Select from the data all lines with the word "detached".
------ PROVIDED DATA
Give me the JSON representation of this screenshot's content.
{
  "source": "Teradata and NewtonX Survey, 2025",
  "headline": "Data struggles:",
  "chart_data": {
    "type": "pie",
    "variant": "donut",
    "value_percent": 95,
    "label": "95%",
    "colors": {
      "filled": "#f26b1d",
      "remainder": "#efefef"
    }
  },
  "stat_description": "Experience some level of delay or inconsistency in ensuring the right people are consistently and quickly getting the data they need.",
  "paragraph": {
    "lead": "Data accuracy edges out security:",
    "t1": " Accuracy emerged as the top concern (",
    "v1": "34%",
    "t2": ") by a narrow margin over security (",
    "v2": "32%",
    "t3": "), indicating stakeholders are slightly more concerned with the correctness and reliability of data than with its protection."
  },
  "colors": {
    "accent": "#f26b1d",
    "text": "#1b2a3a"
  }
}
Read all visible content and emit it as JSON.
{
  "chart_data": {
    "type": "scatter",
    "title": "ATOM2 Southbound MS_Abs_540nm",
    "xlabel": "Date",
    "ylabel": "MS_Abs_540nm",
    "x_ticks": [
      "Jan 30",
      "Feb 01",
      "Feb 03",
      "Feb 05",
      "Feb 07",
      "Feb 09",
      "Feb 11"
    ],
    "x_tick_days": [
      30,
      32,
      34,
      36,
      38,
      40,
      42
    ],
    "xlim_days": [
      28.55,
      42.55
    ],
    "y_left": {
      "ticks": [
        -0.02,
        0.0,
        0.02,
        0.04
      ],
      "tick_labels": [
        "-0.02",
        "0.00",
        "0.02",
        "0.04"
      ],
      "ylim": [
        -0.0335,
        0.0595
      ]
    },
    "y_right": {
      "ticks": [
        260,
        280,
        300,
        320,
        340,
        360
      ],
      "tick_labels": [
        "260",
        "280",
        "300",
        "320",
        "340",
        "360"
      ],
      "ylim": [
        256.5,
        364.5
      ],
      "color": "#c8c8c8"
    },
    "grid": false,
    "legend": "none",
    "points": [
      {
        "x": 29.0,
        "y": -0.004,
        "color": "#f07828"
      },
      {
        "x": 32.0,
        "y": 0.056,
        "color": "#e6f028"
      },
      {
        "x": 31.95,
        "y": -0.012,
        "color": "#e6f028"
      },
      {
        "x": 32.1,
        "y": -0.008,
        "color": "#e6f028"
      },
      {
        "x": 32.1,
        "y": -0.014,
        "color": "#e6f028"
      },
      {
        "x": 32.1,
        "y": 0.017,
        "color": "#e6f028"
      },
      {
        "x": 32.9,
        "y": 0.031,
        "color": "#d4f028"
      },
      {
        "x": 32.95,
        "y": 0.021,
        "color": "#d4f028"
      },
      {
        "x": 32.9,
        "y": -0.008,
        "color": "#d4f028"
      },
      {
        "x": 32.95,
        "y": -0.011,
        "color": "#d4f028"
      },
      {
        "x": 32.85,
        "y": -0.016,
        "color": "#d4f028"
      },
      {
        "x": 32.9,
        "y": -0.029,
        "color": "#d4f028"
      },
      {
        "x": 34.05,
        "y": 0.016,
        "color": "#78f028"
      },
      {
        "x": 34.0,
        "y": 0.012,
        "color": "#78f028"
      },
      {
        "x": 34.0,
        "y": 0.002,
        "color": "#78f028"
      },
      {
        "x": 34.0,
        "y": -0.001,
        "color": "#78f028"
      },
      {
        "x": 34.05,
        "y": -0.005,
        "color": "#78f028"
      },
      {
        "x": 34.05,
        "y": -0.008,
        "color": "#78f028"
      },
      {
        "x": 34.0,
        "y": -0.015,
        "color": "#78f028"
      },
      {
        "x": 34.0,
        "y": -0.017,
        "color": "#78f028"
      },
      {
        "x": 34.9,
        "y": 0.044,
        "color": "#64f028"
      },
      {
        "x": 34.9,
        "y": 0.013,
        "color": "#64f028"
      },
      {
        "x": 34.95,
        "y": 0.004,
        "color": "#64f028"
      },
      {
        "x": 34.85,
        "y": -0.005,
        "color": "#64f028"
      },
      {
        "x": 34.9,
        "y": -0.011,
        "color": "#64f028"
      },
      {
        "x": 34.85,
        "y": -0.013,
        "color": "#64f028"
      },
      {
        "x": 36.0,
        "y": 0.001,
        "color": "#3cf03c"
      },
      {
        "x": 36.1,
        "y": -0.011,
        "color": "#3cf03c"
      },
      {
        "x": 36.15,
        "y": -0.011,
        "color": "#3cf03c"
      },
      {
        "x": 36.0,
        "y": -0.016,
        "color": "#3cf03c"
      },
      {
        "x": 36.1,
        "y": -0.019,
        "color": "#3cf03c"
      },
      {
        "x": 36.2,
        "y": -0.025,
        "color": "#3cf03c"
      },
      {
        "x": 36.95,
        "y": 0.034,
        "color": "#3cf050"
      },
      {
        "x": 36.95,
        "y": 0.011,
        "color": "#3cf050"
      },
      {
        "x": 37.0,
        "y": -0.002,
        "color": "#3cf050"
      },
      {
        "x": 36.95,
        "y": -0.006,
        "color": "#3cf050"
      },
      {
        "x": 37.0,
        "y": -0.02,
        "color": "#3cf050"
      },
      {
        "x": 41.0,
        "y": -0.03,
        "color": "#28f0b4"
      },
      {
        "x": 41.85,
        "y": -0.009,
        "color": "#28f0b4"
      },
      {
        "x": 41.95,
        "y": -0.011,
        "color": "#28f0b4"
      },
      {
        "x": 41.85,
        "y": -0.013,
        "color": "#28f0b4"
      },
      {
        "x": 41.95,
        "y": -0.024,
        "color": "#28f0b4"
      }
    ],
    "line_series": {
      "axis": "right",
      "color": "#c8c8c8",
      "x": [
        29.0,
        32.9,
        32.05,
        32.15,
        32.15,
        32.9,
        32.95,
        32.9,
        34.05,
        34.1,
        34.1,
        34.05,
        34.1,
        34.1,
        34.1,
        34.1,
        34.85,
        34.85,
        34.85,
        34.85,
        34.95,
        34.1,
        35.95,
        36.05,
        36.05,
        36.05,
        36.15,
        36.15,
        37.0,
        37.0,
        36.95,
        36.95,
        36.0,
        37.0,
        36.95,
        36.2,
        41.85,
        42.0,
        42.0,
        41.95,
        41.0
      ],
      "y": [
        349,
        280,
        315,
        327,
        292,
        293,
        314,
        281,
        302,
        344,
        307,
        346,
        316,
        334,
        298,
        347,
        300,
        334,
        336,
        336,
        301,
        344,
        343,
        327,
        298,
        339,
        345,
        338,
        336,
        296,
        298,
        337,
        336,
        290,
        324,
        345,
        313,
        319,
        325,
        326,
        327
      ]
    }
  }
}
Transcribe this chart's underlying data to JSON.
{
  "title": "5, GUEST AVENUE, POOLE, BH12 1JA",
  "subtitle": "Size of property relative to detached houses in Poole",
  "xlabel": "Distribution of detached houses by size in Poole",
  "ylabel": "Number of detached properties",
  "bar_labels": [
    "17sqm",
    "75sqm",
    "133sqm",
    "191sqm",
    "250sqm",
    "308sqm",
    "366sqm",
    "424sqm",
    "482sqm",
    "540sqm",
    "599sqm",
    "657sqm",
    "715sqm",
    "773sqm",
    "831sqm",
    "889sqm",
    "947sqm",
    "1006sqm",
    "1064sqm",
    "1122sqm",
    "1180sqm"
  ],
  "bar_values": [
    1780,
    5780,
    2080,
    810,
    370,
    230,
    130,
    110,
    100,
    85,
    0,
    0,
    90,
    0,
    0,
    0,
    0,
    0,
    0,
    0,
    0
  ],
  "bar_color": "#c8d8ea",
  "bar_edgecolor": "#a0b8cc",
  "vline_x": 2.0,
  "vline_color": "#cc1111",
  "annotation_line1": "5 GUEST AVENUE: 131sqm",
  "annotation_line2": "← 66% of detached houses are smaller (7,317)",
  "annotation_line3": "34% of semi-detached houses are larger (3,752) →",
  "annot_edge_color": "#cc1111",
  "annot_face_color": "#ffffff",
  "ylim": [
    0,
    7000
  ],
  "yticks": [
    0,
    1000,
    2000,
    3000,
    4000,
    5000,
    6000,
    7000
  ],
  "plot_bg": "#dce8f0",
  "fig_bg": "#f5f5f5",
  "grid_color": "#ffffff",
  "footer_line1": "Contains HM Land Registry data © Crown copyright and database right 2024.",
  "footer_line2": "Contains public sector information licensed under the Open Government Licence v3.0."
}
------------
------ PROVIDED DATA
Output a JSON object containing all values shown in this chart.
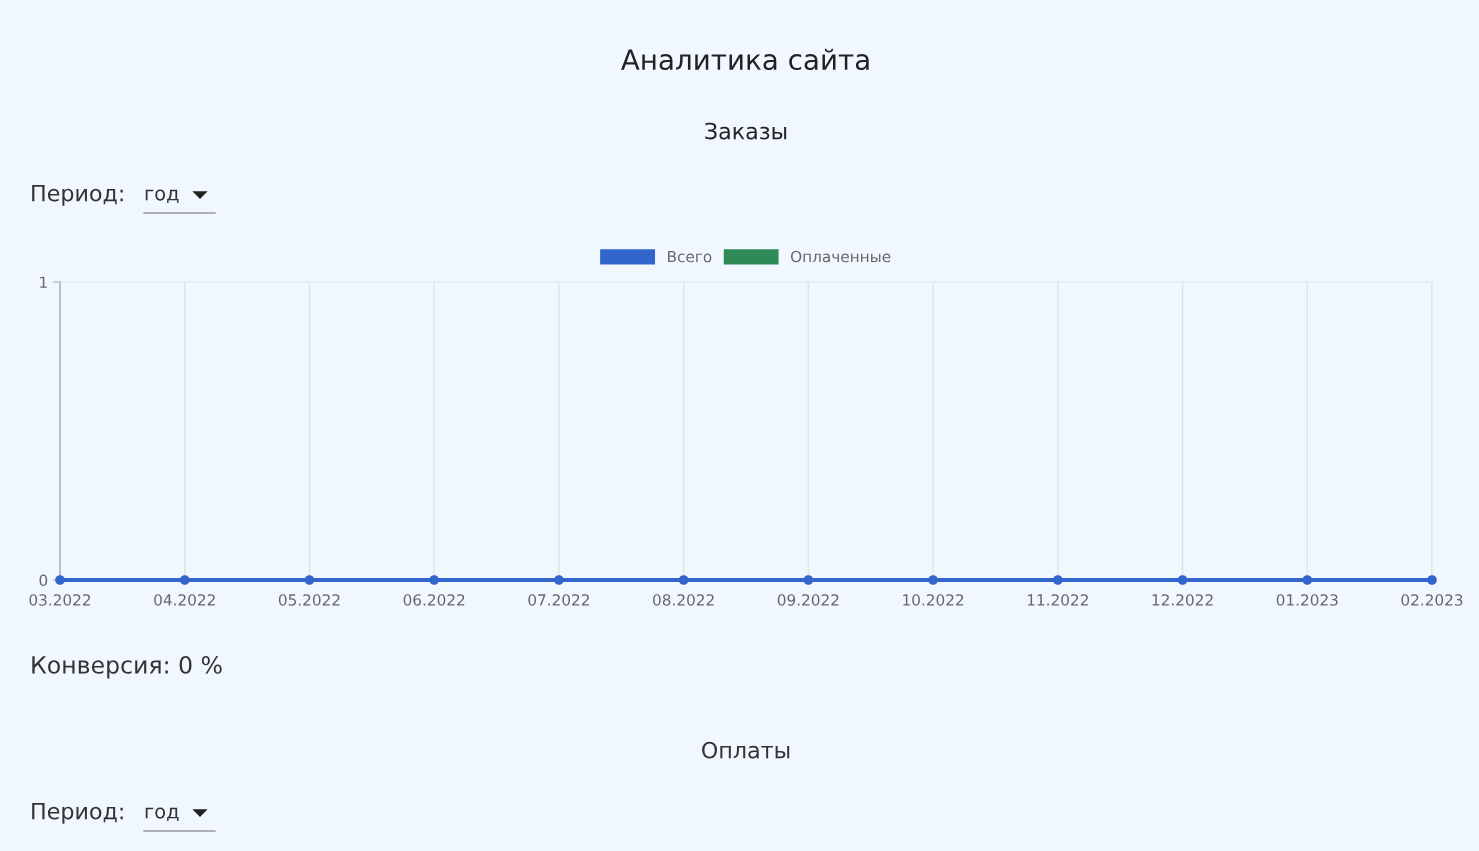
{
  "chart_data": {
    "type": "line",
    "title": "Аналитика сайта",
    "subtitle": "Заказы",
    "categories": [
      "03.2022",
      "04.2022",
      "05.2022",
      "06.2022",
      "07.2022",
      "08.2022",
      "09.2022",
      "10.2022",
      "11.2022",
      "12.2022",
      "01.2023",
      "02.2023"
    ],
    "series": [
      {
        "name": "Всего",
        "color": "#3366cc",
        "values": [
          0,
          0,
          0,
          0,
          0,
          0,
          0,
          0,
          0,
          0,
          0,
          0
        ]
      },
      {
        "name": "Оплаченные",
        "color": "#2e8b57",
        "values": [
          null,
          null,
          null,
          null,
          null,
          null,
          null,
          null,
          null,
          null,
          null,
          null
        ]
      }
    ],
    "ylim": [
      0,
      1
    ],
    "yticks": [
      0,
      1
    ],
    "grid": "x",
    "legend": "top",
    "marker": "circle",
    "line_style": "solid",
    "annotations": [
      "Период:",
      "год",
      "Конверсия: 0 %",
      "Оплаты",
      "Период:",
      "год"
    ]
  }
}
------------
------ PROVIDED DATA
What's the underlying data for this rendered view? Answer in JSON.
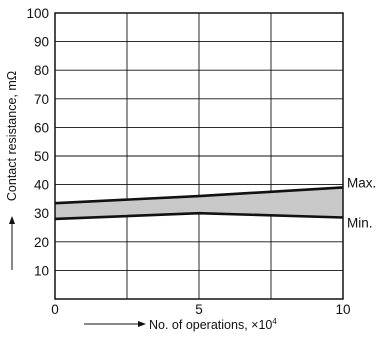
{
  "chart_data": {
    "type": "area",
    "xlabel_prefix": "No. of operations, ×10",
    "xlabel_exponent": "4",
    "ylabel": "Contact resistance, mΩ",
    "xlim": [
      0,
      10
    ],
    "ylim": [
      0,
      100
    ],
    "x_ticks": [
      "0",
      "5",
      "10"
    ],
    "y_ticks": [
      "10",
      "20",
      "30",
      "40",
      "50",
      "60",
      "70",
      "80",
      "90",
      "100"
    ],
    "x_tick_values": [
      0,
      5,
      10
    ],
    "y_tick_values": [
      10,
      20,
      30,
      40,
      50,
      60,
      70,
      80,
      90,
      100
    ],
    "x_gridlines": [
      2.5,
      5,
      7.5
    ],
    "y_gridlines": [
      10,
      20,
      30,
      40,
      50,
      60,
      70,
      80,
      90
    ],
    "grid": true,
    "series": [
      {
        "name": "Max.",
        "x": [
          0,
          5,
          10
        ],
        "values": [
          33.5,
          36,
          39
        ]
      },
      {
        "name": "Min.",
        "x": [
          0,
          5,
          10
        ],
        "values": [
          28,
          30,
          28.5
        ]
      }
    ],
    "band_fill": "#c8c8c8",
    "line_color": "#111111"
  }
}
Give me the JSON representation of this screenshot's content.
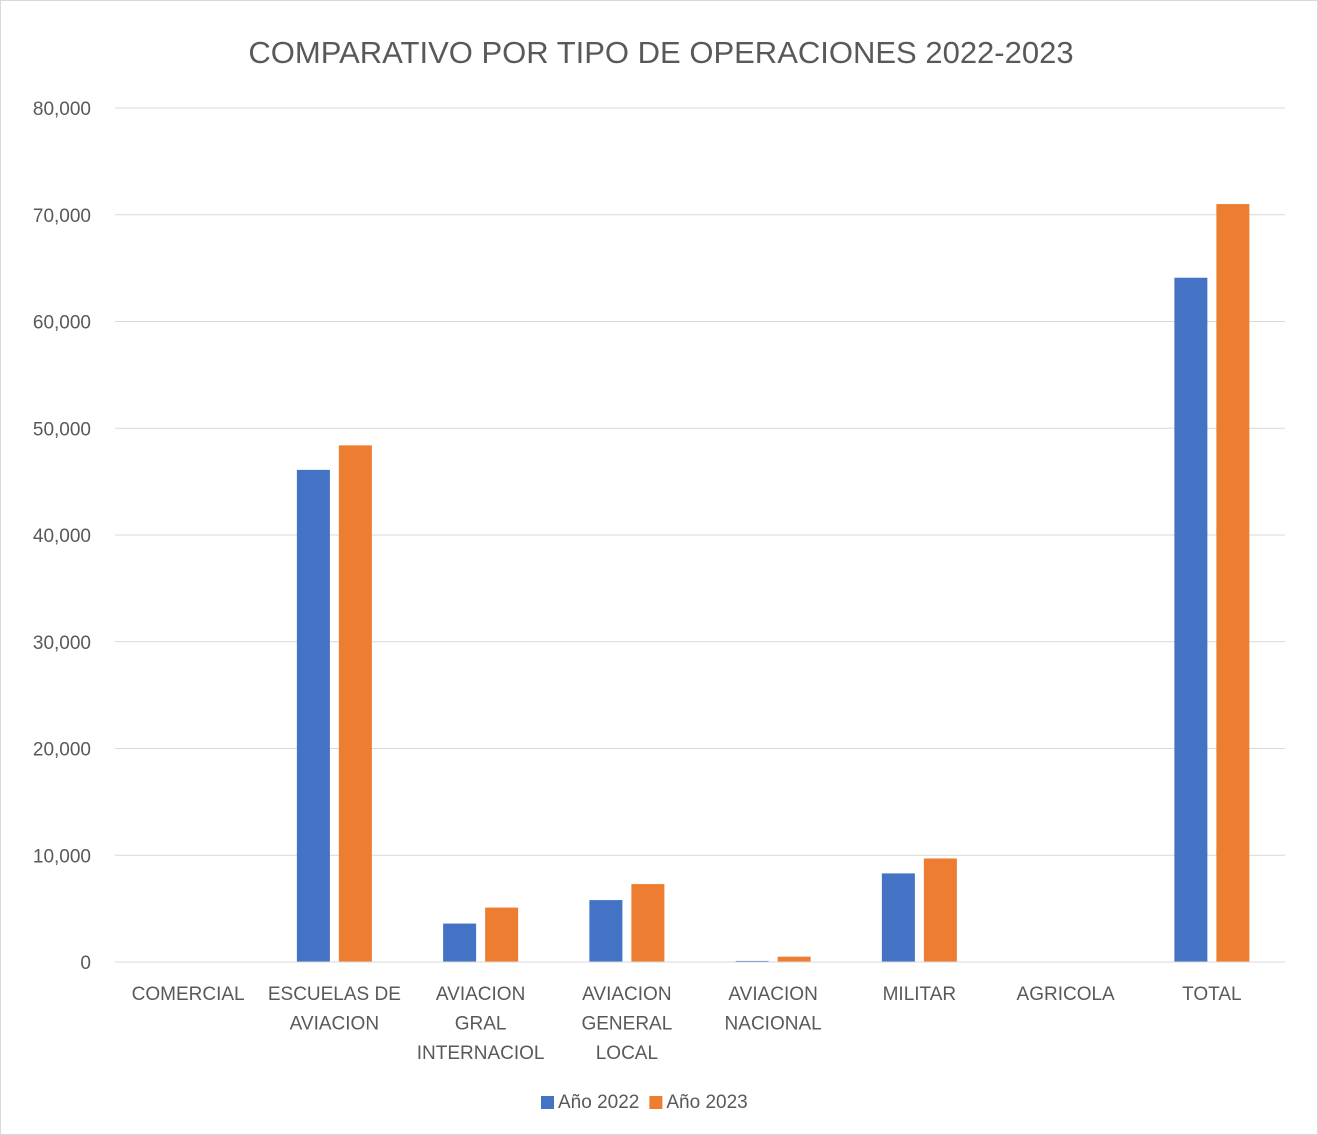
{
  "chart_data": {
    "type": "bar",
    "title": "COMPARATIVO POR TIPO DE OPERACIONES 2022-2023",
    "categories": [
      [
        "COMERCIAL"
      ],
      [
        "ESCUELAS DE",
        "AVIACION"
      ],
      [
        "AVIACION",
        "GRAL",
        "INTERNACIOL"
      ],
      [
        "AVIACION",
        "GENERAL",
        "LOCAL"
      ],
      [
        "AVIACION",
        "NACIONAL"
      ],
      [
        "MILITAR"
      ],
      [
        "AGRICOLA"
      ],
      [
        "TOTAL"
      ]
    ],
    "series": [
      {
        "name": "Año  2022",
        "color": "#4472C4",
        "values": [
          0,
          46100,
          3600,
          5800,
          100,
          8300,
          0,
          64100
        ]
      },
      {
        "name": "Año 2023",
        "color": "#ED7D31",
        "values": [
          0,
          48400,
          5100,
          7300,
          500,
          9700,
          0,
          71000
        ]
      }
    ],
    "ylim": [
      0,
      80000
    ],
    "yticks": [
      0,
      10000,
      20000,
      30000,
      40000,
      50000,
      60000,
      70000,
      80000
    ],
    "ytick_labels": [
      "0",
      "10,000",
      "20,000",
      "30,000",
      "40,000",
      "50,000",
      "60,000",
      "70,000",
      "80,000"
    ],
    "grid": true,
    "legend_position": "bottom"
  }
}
------------
[RESPONSE TO THIS TASK]
  "subtitle": "Size of property relative to detached houses in Poole",
  "xlabel": "Distribution of detached houses by size in Poole",
  "ylabel": "Number of detached properties",
  "annotation_line2": "← 66% of detached houses are smaller (7,317)",
  "annotation_line3": "34% of semi-detached houses are larger (3,752) →",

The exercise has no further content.